Instructions for the task:
Count how many lines of the data include "настоящего". The answer is that number and nothing else.

Dataset items
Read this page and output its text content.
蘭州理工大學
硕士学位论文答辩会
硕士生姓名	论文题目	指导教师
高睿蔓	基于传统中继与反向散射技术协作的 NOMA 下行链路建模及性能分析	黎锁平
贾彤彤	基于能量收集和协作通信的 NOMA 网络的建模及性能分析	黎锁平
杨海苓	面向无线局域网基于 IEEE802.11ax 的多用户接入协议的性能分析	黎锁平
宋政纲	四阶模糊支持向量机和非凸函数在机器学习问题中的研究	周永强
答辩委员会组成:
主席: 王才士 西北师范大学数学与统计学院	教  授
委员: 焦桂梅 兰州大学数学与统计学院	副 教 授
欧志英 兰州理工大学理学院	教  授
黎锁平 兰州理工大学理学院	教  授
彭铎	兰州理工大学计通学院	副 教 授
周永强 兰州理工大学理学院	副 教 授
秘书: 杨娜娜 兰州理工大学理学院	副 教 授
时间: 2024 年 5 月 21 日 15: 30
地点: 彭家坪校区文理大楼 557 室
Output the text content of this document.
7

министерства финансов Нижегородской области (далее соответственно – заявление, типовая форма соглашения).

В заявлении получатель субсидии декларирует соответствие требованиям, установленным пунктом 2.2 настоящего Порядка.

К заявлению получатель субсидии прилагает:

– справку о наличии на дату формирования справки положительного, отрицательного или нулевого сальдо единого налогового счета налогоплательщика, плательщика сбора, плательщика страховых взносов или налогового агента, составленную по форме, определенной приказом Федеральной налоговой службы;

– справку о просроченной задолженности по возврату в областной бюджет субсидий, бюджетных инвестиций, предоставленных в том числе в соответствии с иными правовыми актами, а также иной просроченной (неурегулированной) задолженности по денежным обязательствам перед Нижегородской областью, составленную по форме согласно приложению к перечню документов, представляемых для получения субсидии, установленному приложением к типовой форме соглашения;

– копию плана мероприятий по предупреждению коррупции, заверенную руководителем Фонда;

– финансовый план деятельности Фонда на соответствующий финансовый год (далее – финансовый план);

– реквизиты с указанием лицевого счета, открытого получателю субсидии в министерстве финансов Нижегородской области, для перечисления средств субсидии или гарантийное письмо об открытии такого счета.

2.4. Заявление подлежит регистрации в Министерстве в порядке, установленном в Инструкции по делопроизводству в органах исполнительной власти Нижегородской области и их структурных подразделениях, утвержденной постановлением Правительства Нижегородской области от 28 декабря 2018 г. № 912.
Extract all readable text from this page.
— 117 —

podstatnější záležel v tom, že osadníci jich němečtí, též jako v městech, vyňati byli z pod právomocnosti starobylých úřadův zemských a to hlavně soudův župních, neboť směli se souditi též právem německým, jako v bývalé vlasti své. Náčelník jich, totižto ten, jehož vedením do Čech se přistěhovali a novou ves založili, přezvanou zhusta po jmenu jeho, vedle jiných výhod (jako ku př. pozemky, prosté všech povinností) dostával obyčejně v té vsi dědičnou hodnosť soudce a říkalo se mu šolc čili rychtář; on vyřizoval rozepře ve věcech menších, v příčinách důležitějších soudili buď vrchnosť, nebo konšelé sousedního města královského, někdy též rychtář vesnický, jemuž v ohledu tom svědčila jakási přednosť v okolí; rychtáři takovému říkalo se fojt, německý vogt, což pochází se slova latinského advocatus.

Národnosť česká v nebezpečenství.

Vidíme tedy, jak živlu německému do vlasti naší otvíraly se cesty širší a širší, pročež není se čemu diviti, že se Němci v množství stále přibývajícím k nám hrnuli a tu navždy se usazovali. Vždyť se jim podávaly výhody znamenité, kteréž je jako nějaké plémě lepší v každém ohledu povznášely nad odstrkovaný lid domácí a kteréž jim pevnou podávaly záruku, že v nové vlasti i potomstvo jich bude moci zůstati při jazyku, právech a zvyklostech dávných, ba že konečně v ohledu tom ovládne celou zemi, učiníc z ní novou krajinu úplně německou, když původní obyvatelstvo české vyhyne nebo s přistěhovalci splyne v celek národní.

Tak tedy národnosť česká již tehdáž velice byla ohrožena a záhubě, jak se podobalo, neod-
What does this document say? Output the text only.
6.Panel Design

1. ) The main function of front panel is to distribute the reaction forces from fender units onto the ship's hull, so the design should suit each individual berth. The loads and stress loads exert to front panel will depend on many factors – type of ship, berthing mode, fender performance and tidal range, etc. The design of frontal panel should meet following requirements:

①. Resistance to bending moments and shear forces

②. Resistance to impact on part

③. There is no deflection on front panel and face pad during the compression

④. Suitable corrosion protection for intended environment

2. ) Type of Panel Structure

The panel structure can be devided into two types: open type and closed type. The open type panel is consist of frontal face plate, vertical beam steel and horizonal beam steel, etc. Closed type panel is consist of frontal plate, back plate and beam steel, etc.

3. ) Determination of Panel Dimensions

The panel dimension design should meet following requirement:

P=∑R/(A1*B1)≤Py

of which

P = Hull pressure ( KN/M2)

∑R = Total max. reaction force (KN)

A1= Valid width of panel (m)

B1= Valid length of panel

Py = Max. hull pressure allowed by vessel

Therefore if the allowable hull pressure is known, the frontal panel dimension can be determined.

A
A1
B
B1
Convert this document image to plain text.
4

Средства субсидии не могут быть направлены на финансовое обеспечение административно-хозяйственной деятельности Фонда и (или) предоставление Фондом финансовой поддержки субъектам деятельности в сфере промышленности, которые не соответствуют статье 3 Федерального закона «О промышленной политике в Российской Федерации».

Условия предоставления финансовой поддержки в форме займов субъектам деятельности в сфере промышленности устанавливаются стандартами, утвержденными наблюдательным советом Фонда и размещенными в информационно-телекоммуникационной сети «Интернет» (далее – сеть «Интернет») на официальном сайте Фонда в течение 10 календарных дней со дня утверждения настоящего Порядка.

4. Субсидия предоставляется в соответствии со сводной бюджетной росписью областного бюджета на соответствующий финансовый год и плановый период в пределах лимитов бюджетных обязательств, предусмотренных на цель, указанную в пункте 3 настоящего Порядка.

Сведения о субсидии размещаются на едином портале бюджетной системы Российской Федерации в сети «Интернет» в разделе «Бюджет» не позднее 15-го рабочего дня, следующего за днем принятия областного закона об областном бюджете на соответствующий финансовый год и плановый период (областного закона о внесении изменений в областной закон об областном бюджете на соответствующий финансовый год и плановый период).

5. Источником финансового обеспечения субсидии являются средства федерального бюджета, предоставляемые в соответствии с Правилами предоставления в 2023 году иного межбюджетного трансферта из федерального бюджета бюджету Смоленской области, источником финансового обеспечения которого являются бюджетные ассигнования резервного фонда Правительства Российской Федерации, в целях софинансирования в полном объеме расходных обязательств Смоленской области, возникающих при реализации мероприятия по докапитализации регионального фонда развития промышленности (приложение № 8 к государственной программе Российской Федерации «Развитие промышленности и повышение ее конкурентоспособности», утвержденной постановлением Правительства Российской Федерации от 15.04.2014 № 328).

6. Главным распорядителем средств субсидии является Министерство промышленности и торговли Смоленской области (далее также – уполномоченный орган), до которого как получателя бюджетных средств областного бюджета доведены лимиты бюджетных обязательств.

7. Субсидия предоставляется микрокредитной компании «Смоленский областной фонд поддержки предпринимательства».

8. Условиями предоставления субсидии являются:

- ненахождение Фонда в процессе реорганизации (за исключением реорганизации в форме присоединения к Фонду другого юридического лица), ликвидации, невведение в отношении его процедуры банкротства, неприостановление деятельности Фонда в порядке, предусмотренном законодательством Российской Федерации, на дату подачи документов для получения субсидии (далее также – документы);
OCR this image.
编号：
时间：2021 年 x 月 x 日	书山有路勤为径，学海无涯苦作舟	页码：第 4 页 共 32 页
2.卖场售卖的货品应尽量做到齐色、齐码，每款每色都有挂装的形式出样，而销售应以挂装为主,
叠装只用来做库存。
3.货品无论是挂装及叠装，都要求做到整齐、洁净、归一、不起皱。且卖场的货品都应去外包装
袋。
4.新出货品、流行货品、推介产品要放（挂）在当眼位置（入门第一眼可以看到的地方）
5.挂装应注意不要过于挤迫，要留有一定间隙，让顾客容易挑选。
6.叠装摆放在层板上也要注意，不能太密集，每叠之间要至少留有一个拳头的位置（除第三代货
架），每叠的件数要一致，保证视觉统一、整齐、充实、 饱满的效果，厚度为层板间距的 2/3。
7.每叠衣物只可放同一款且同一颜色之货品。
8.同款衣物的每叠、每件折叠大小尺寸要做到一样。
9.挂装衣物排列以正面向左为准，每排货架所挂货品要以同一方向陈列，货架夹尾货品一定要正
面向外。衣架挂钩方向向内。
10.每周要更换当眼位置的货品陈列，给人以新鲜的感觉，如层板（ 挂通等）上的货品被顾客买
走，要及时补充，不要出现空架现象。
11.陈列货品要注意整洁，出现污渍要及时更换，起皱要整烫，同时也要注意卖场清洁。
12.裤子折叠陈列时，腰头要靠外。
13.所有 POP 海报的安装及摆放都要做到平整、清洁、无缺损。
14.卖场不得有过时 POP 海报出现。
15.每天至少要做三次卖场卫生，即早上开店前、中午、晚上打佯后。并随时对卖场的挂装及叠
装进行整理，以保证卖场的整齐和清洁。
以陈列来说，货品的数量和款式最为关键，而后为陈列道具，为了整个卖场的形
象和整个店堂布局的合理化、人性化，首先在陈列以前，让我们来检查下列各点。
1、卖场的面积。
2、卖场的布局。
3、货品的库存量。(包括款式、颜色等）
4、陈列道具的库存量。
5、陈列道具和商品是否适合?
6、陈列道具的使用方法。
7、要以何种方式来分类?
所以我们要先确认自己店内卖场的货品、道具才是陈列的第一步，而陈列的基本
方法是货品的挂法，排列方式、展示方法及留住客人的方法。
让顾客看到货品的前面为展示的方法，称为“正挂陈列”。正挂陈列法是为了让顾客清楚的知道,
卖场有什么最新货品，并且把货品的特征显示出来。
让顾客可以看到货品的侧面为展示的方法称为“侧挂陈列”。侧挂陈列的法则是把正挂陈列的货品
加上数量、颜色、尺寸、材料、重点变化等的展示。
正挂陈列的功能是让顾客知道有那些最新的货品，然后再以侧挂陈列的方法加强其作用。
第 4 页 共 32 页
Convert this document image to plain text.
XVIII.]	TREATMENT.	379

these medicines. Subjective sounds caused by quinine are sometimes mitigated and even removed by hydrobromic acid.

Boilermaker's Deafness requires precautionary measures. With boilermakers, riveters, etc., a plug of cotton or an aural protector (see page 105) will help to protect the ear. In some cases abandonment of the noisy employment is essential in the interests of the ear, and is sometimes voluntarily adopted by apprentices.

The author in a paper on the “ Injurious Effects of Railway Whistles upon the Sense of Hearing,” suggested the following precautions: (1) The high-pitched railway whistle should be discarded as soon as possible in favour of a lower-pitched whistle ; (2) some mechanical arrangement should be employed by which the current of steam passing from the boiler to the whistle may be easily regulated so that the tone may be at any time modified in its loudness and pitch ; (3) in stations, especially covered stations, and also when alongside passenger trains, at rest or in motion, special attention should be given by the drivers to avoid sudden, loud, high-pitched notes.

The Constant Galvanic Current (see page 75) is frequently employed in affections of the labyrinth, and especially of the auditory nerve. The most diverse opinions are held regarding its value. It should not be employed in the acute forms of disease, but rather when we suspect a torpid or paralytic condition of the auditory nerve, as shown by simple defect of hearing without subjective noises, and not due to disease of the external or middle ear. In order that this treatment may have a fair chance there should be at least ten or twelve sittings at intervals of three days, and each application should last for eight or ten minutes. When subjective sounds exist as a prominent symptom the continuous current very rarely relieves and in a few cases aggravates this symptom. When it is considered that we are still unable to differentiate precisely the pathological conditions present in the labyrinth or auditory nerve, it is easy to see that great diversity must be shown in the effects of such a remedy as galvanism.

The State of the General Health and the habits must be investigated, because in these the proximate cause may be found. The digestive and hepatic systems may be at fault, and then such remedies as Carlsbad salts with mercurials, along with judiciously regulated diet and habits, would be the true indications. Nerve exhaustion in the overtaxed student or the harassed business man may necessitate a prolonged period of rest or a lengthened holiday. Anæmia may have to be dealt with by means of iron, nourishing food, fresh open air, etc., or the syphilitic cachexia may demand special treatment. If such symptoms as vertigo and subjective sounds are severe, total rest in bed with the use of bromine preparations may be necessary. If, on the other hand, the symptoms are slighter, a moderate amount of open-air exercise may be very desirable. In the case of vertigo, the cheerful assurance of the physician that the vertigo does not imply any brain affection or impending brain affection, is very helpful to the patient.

Answer to the problem:
3